The problem
Can the data below be set down again exactly, line for line?

-- Start of Dataset content --

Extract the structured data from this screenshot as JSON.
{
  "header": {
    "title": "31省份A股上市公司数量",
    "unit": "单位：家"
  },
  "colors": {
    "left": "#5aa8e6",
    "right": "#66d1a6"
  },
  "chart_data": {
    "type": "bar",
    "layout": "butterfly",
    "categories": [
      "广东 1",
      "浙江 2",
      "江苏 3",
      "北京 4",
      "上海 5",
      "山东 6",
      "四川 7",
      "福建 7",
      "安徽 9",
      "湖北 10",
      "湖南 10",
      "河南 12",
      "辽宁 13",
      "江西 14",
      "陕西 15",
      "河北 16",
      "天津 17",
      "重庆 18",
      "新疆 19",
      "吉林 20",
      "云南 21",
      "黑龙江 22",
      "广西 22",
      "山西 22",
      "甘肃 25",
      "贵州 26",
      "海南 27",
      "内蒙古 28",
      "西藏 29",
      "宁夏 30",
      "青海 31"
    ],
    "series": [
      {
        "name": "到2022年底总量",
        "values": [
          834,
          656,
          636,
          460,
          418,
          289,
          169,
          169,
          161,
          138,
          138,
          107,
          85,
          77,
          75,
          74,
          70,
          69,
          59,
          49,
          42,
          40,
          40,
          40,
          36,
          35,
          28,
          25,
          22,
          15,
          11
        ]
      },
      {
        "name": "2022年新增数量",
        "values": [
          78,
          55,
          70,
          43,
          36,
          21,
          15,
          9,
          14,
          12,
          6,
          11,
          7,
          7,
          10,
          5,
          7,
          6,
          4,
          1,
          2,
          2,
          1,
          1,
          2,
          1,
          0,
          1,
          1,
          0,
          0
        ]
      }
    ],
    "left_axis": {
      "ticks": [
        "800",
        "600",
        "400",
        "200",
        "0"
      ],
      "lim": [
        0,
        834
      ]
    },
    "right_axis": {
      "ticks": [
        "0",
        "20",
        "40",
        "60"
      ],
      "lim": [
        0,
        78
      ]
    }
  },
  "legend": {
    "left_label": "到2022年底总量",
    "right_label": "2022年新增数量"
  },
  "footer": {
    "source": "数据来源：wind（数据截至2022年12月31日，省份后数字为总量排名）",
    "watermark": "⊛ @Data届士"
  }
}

-- End of Dataset content --

Expected output
Extract the structured data from this screenshot as JSON.
{
  "header": {
    "title": "31省份A股上市公司数量",
    "unit": "单位：家"
  },
  "colors": {
    "left": "#5aa8e6",
    "right": "#66d1a6"
  },
  "chart_data": {
    "type": "bar",
    "layout": "butterfly",
    "categories": [
      "广东 1",
      "浙江 2",
      "江苏 3",
      "北京 4",
      "上海 5",
      "山东 6",
      "四川 7",
      "福建 7",
      "安徽 9",
      "湖北 10",
      "湖南 10",
      "河南 12",
      "辽宁 13",
      "江西 14",
      "陕西 15",
      "河北 16",
      "天津 17",
      "重庆 18",
      "新疆 19",
      "吉林 20",
      "云南 21",
      "黑龙江 22",
      "广西 22",
      "山西 22",
      "甘肃 25",
      "贵州 26",
      "海南 27",
      "内蒙古 28",
      "西藏 29",
      "宁夏 30",
      "青海 31"
    ],
    "series": [
      {
        "name": "到2022年底总量",
        "values": [
          834,
          656,
          636,
          460,
          418,
          289,
          169,
          169,
          161,
          138,
          138,
          107,
          85,
          77,
          75,
          74,
          70,
          69,
          59,
          49,
          42,
          40,
          40,
          40,
          36,
          35,
          28,
          25,
          22,
          15,
          11
        ]
      },
      {
        "name": "2022年新增数量",
        "values": [
          78,
          55,
          70,
          43,
          36,
          21,
          15,
          9,
          14,
          12,
          6,
          11,
          7,
          7,
          10,
          5,
          7,
          6,
          4,
          1,
          2,
          2,
          1,
          1,
          2,
          1,
          0,
          1,
          1,
          0,
          0
        ]
      }
    ],
    "left_axis": {
      "ticks": [
        "800",
        "600",
        "400",
        "200",
        "0"
      ],
      "lim": [
        0,
        834
      ]
    },
    "right_axis": {
      "ticks": [
        "0",
        "20",
        "40",
        "60"
      ],
      "lim": [
        0,
        78
      ]
    }
  },
  "legend": {
    "left_label": "到2022年底总量",
    "right_label": "2022年新增数量"
  },
  "footer": {
    "source": "数据来源：wind（数据截至2022年12月31日，省份后数字为总量排名）",
    "watermark": "⊛ @Data届士"
  }
}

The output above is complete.